╭──

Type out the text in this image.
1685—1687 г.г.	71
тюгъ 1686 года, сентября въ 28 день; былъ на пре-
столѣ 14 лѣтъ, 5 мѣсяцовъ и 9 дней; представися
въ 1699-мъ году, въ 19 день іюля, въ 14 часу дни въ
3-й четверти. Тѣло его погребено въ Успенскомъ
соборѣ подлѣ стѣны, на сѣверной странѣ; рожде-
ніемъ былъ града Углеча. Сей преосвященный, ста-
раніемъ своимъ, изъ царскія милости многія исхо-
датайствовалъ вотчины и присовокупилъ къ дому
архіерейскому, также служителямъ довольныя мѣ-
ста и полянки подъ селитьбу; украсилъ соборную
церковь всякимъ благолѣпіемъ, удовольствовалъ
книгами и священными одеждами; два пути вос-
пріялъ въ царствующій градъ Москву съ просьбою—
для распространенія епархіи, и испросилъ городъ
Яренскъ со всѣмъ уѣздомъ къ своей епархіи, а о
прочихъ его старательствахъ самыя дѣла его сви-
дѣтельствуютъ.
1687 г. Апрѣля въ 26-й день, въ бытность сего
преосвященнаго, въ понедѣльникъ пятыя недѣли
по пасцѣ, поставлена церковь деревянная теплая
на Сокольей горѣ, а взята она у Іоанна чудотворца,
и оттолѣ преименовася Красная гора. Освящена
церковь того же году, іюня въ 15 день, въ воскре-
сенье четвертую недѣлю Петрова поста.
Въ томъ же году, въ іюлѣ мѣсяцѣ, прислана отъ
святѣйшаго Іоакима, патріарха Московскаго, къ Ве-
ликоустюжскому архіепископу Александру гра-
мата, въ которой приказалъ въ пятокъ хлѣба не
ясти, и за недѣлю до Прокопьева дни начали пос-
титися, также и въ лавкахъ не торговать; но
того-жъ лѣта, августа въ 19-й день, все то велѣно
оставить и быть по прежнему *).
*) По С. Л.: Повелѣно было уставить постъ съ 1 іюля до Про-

╰──
╭──

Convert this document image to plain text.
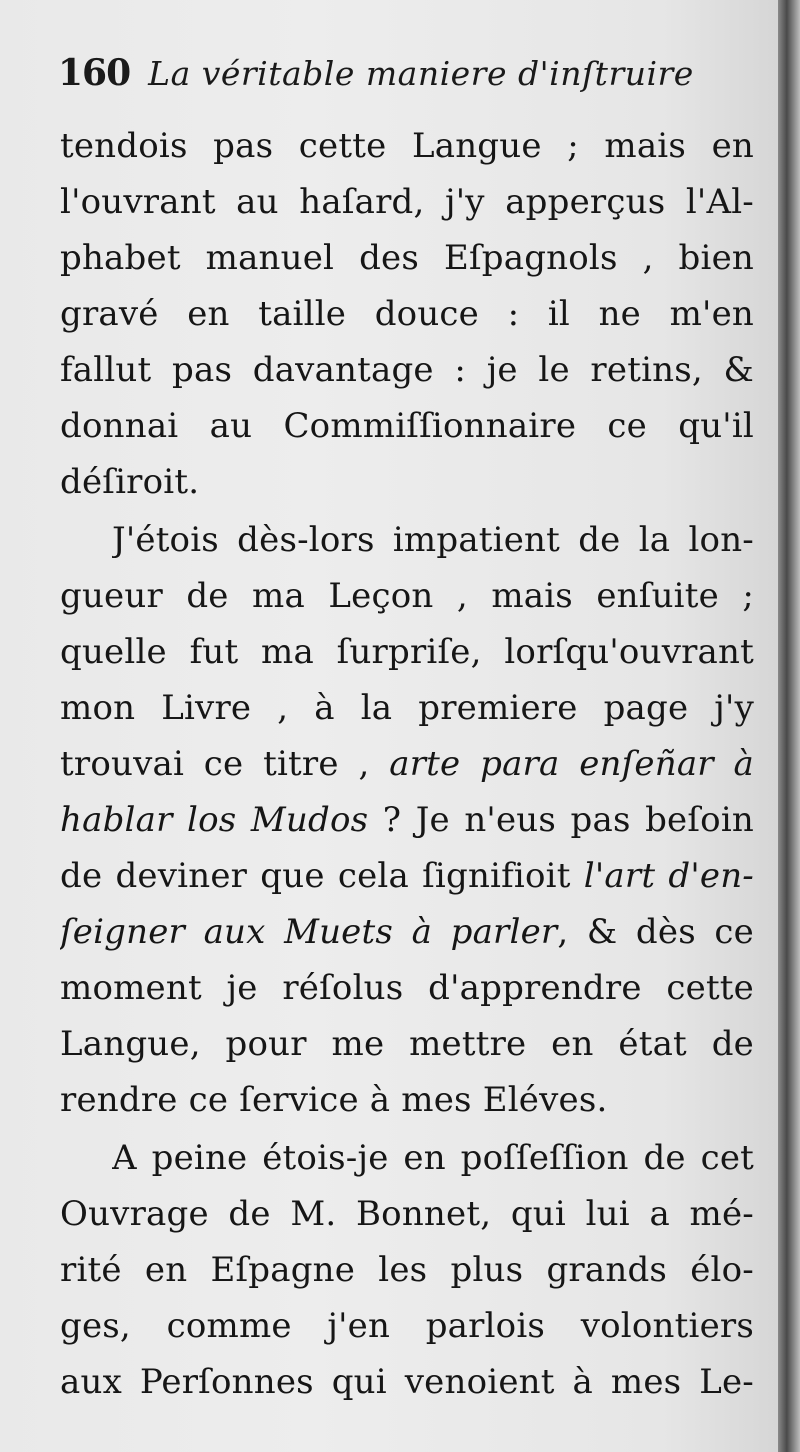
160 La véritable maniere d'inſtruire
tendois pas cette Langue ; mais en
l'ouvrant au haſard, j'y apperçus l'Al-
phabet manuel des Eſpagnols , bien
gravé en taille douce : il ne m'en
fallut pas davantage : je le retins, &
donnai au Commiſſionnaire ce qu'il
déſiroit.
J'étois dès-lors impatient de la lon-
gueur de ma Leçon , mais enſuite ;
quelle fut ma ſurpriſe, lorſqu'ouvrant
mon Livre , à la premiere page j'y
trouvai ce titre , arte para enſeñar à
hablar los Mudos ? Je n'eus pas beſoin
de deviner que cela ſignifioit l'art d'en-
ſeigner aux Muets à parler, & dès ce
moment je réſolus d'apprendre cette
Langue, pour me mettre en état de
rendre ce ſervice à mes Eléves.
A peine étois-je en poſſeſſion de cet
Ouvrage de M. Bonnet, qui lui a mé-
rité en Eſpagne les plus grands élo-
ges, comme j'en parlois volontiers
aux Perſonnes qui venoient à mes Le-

╰──

Extract each line holding the string "іюля".

въ 1699-мъ году, въ 19 день іюля, въ 14 часу дни въ
*) По С. Л.: Повелѣно было уставить постъ съ 1 іюля до Про-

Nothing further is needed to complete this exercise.